## Task to carry out
Find the number of lines in these records where the word "this" appears. Reply with that number and nothing more.

## Stored rows
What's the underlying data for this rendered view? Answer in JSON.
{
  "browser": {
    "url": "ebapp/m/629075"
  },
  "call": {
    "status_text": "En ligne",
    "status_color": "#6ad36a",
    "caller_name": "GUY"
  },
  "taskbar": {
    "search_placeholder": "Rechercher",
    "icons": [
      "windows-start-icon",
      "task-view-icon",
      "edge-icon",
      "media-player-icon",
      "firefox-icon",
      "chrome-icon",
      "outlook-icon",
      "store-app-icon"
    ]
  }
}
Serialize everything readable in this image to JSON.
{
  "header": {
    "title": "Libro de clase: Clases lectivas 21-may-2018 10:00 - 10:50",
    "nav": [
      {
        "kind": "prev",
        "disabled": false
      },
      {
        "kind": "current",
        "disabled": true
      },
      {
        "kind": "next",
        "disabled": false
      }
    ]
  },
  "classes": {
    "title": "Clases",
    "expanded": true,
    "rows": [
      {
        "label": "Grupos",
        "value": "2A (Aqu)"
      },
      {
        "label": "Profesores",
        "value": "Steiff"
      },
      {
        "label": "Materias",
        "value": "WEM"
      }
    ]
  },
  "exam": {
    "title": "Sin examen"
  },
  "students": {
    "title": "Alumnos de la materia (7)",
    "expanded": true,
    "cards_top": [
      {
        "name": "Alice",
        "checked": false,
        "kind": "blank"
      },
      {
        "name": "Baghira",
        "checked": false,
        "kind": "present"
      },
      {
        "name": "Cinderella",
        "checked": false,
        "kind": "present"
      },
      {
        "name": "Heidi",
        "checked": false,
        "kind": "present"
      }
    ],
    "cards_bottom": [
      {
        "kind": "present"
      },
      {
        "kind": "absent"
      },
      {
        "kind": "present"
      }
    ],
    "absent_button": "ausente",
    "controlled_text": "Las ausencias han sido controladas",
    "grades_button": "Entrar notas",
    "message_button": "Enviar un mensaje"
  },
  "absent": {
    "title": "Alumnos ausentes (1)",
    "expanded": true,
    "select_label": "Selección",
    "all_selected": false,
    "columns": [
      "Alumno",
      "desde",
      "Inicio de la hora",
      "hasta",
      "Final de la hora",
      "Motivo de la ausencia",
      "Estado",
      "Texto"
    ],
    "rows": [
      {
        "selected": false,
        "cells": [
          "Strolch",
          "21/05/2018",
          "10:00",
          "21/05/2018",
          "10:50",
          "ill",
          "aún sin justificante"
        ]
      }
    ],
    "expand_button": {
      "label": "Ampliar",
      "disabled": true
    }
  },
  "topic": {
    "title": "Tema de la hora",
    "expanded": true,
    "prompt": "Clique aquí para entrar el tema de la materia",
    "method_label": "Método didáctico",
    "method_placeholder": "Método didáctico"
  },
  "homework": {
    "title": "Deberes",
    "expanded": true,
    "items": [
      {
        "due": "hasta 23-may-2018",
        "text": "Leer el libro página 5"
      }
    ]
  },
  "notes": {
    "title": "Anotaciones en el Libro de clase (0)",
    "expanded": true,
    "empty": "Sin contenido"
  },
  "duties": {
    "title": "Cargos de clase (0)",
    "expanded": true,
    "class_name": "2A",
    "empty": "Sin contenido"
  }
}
==
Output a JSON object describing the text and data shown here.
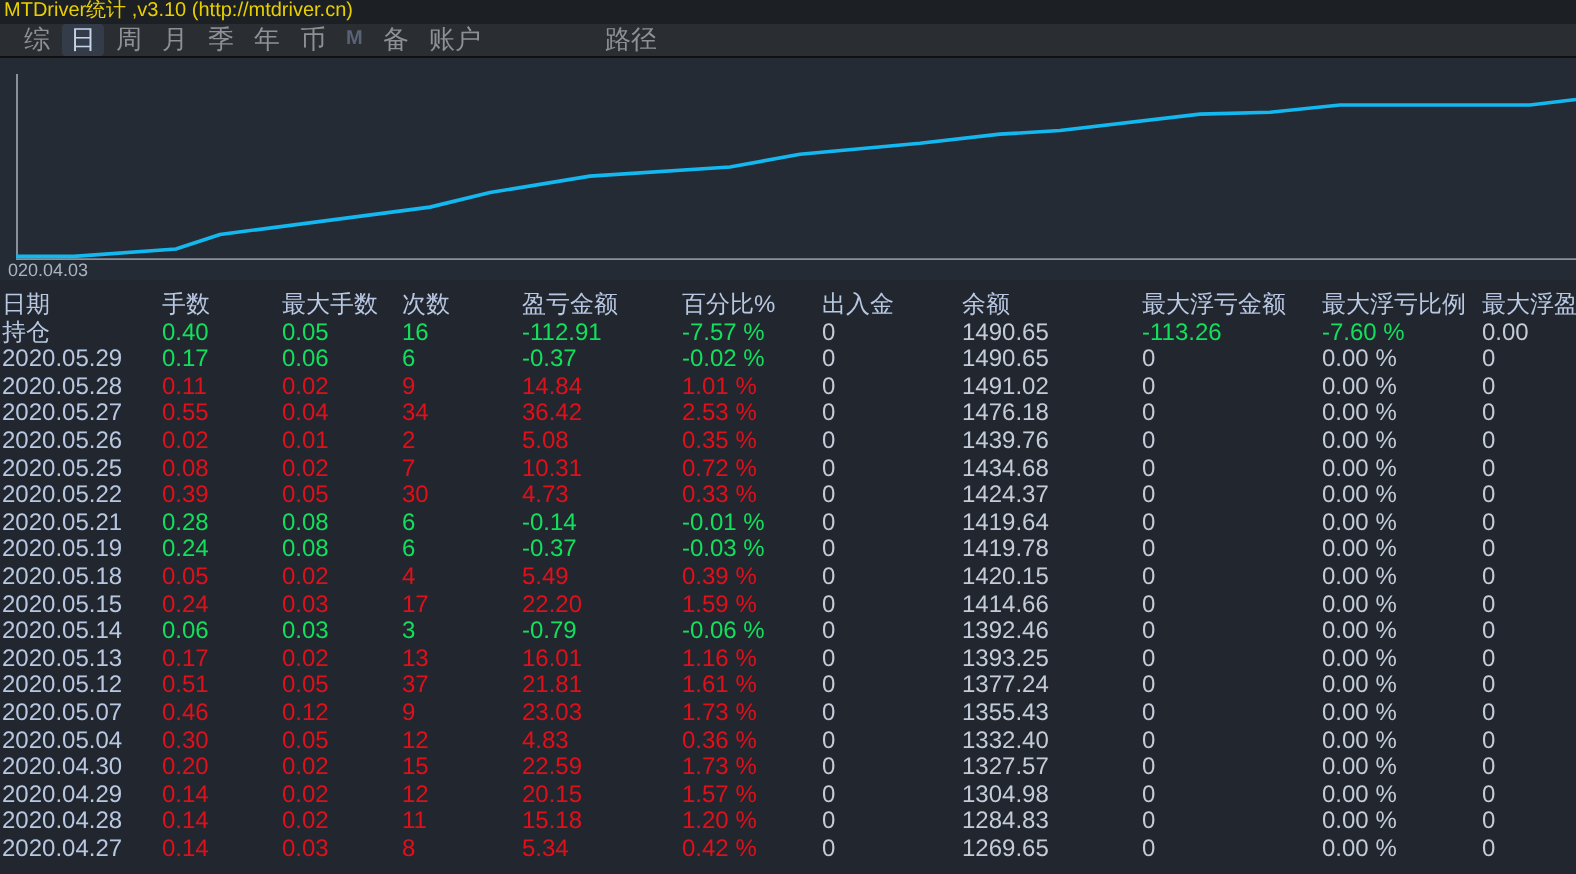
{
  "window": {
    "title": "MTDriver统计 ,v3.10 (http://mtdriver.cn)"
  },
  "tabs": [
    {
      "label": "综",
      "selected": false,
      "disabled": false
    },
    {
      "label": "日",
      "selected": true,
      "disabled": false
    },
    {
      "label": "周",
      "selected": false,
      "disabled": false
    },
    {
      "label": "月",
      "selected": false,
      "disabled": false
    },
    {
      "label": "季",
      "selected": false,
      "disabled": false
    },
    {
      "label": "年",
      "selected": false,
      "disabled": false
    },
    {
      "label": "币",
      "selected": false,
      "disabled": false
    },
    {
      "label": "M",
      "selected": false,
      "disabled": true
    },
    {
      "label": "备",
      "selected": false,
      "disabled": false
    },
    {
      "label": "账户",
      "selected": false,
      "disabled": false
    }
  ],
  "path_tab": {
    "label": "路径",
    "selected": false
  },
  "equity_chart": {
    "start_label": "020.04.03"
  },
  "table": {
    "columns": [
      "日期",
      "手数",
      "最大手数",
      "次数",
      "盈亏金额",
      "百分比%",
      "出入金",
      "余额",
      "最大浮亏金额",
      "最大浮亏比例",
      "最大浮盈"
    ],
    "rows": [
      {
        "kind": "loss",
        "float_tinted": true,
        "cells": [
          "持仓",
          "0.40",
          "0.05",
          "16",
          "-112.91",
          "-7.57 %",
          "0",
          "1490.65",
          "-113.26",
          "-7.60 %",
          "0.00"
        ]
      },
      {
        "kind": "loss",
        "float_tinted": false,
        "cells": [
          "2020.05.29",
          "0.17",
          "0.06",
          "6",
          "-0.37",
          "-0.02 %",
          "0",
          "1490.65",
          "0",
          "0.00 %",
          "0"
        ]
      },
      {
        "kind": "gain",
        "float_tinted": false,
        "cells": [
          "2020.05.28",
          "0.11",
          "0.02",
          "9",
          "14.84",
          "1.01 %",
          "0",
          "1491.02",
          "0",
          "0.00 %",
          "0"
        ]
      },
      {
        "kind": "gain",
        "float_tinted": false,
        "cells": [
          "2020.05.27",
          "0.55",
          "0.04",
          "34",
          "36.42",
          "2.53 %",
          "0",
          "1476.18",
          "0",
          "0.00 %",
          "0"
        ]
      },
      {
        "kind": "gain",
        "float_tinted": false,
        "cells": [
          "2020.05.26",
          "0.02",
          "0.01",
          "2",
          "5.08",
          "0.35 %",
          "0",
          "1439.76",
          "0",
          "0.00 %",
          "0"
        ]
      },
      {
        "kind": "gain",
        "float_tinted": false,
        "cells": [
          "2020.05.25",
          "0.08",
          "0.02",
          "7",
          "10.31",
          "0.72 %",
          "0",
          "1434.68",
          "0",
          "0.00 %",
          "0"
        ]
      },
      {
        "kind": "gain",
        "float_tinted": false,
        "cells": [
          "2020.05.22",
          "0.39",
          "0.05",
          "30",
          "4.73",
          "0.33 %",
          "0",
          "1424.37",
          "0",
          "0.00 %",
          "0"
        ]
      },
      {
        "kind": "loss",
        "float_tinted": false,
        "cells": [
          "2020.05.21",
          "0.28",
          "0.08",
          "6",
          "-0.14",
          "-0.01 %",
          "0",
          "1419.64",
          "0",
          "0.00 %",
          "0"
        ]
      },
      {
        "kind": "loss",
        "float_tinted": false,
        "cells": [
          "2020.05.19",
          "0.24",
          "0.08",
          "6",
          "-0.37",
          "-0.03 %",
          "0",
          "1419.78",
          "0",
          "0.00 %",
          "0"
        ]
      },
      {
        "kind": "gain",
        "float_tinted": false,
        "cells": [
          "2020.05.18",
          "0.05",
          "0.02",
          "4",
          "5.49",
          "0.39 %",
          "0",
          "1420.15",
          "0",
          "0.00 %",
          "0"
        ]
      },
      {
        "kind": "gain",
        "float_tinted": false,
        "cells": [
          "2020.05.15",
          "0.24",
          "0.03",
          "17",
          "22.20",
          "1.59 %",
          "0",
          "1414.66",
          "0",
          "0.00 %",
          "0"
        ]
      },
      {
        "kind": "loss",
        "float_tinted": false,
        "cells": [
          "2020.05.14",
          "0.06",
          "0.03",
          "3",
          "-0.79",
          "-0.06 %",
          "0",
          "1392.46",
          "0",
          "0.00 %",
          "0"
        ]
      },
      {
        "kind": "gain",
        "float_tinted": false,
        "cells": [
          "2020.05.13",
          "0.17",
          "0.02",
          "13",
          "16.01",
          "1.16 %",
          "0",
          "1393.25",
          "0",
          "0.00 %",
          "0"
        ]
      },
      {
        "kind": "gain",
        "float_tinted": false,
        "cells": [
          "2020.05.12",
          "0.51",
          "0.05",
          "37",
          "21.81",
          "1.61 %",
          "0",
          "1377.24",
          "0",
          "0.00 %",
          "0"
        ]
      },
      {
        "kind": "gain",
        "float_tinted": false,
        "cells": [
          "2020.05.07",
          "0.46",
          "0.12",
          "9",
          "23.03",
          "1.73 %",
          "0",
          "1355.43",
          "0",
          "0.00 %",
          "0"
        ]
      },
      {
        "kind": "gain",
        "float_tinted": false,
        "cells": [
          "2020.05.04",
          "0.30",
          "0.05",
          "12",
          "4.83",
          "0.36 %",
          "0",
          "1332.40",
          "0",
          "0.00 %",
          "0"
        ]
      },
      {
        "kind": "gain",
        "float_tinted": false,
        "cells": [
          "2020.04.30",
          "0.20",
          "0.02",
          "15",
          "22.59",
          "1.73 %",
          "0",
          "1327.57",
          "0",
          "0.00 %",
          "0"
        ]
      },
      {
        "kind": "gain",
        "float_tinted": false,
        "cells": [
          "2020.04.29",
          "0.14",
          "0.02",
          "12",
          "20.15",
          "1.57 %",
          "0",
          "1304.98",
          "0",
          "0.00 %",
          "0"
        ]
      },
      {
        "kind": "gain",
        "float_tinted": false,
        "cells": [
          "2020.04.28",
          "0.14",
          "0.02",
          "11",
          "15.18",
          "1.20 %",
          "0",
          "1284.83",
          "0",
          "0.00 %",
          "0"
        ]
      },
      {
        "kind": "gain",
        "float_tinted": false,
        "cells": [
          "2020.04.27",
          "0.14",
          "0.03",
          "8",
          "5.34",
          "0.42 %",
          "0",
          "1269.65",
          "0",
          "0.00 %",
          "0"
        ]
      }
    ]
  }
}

## Task response
2